*What you are asked to do*
Count the lines that hold the string "ylabel". Reply with the number alone.

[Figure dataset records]

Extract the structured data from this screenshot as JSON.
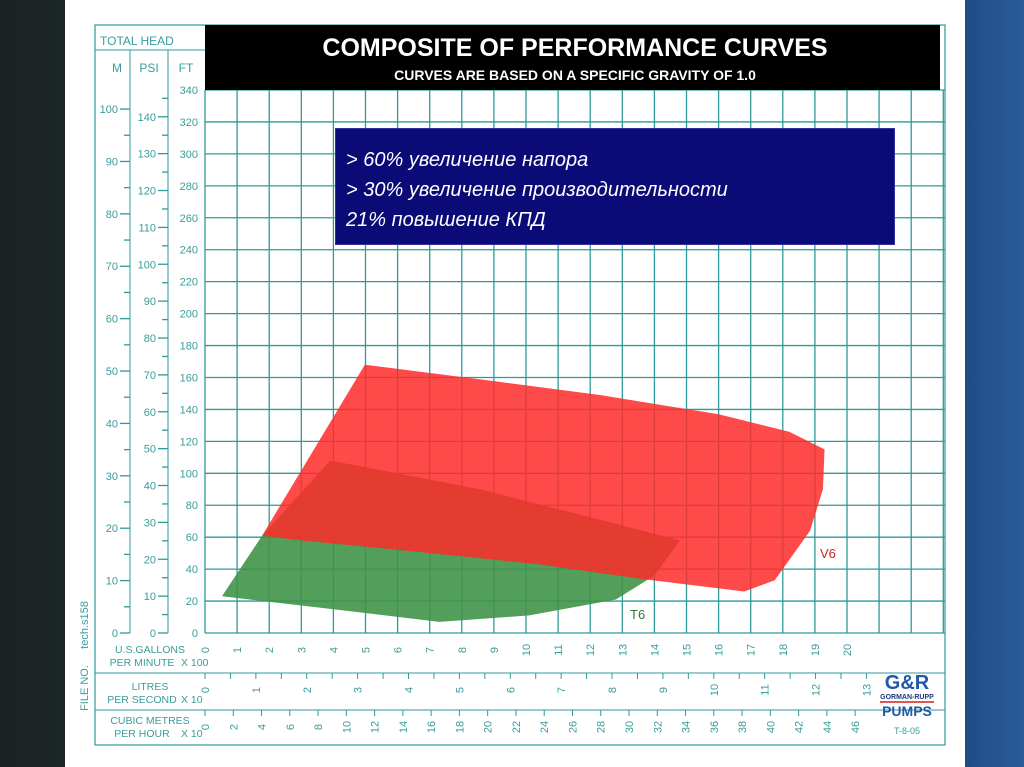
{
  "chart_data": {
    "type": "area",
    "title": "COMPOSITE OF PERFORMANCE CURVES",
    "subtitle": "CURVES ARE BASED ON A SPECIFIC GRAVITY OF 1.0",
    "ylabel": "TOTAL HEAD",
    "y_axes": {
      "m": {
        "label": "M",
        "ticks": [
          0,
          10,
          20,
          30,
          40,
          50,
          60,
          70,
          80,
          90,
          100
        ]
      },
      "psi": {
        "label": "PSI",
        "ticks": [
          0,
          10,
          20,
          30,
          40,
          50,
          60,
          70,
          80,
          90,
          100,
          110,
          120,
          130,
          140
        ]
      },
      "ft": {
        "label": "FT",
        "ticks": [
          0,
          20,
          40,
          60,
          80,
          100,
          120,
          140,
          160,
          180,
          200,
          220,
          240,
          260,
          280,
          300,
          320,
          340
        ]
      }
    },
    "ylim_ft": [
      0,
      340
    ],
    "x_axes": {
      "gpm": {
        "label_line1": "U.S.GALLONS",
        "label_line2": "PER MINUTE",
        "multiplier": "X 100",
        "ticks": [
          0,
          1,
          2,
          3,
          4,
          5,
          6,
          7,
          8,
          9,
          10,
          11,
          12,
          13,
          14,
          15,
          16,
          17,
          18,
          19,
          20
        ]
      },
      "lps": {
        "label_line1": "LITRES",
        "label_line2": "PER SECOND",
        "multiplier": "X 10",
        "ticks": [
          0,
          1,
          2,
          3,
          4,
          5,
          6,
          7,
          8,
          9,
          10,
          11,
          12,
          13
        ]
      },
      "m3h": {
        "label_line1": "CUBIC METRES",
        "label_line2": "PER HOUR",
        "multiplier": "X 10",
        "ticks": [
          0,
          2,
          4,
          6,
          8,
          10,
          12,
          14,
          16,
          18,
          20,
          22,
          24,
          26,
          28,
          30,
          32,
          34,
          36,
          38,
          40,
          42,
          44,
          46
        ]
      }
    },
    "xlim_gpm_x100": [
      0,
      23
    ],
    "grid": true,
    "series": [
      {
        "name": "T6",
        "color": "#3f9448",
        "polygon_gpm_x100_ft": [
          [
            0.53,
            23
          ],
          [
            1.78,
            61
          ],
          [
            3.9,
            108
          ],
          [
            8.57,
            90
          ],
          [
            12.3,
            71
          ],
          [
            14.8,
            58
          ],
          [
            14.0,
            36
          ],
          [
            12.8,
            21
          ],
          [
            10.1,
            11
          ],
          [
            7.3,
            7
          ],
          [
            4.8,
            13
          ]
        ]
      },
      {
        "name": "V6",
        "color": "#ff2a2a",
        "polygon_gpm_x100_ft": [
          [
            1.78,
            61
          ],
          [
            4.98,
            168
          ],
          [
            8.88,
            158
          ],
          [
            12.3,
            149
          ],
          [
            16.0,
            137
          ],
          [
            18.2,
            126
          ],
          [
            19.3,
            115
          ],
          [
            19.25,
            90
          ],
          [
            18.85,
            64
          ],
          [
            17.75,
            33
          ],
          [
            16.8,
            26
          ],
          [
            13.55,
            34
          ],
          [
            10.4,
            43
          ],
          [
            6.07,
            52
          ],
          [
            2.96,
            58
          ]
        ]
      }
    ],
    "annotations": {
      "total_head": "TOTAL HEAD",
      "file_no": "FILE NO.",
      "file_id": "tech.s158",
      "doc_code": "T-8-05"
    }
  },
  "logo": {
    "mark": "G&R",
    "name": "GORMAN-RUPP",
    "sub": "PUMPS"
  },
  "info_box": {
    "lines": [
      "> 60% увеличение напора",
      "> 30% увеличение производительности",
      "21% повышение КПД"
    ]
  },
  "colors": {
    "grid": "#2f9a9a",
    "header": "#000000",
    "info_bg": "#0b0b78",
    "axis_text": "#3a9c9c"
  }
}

==

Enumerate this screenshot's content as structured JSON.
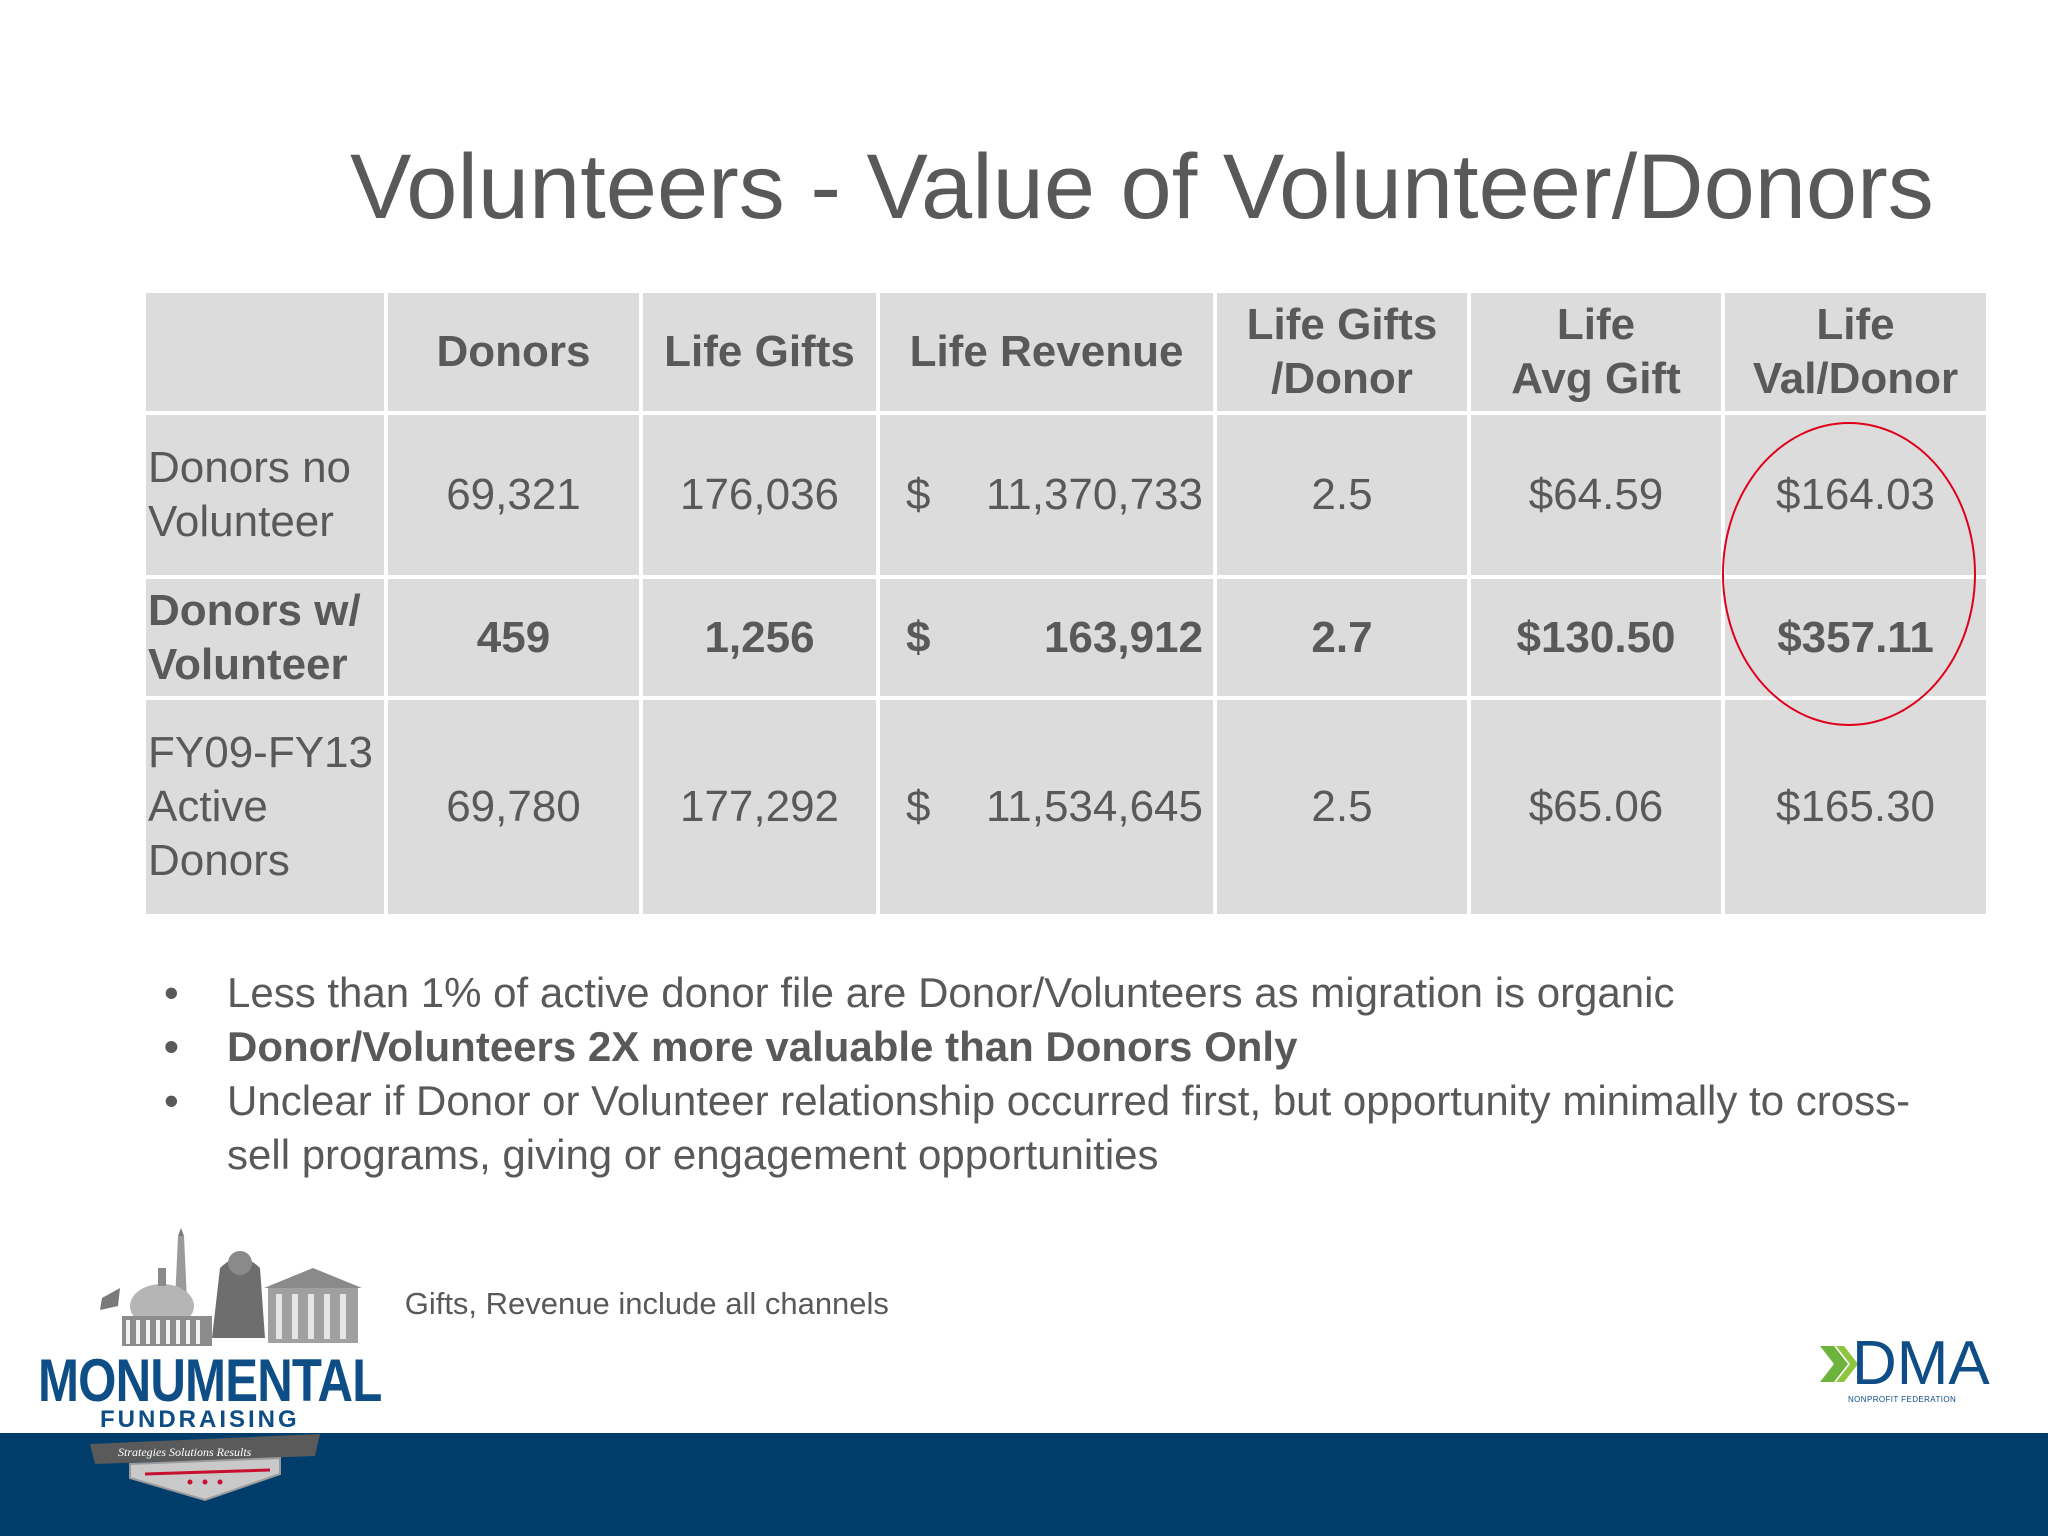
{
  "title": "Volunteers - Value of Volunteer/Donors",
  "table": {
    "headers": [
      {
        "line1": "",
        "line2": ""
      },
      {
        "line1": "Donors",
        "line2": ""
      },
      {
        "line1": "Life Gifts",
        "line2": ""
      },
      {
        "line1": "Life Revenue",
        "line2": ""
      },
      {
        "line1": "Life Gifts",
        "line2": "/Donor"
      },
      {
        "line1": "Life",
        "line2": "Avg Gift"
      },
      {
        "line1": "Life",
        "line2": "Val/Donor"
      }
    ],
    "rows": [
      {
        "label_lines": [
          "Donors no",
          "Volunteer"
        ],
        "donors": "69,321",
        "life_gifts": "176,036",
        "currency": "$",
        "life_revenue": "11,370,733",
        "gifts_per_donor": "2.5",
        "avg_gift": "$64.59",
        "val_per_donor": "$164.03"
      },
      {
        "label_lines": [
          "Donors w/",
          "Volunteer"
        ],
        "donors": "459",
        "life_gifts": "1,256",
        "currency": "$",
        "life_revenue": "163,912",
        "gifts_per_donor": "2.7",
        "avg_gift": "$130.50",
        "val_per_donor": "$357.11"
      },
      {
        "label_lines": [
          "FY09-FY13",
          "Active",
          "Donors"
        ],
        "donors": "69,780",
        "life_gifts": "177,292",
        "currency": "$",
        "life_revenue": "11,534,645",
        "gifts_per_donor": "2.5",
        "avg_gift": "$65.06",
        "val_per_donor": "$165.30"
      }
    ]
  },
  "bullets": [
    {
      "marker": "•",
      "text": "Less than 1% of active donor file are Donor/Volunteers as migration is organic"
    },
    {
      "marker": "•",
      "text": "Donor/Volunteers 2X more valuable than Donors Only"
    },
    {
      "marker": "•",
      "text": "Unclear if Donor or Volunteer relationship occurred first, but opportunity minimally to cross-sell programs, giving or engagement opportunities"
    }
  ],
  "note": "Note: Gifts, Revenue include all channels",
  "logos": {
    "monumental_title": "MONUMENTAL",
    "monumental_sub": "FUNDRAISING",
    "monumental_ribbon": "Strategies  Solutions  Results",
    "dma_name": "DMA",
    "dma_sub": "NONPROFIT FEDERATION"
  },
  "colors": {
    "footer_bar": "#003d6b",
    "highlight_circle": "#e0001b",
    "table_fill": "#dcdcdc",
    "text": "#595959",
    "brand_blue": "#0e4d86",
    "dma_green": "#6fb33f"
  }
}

...

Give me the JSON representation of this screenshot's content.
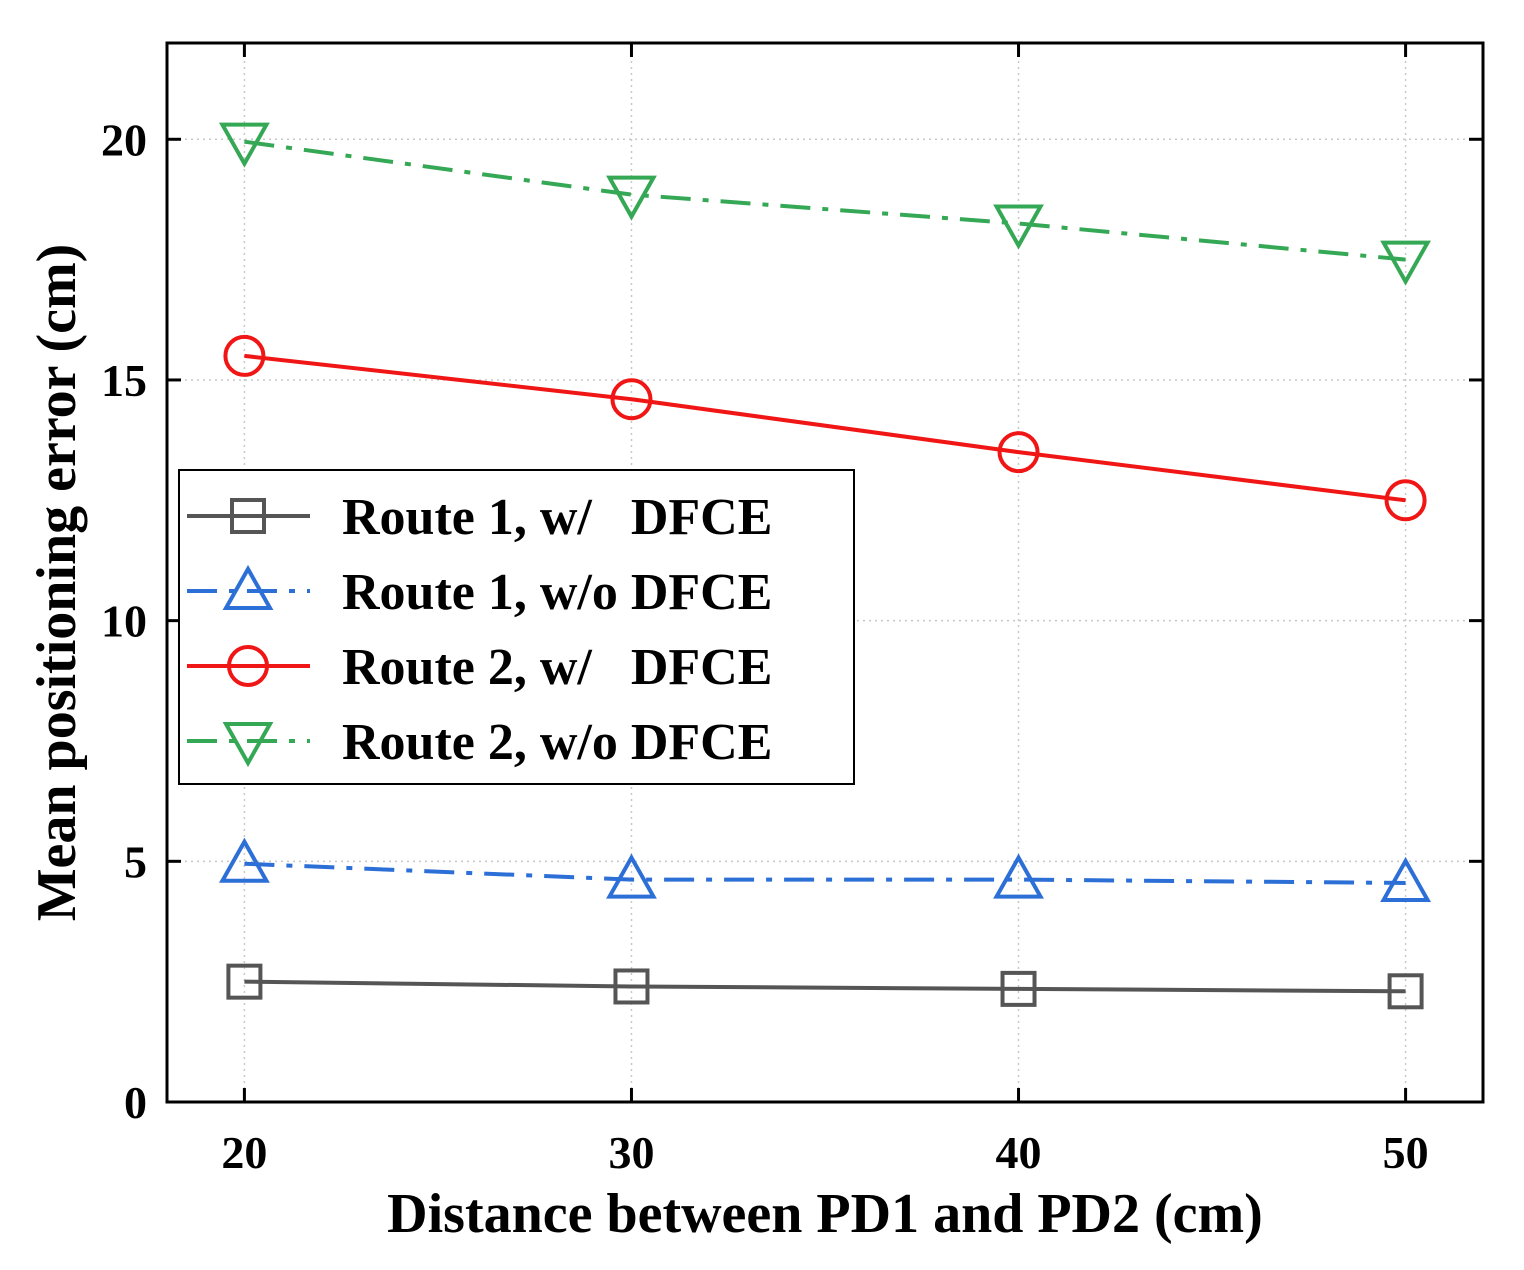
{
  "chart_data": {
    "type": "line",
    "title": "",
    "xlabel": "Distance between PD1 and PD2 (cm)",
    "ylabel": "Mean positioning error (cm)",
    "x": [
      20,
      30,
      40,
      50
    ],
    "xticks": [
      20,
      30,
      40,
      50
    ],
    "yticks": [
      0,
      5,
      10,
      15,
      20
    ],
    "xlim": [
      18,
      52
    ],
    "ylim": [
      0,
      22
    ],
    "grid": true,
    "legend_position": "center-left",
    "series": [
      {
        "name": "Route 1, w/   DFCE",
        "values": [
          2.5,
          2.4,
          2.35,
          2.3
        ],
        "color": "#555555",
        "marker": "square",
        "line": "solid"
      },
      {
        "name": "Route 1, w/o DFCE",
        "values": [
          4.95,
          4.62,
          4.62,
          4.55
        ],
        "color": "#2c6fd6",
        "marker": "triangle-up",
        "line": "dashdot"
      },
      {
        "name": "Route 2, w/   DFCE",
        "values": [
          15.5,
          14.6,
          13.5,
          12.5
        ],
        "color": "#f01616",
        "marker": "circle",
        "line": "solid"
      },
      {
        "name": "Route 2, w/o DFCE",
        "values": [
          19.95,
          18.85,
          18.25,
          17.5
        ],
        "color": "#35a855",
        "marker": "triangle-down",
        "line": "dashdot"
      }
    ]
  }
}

*Answer to the exercise*
2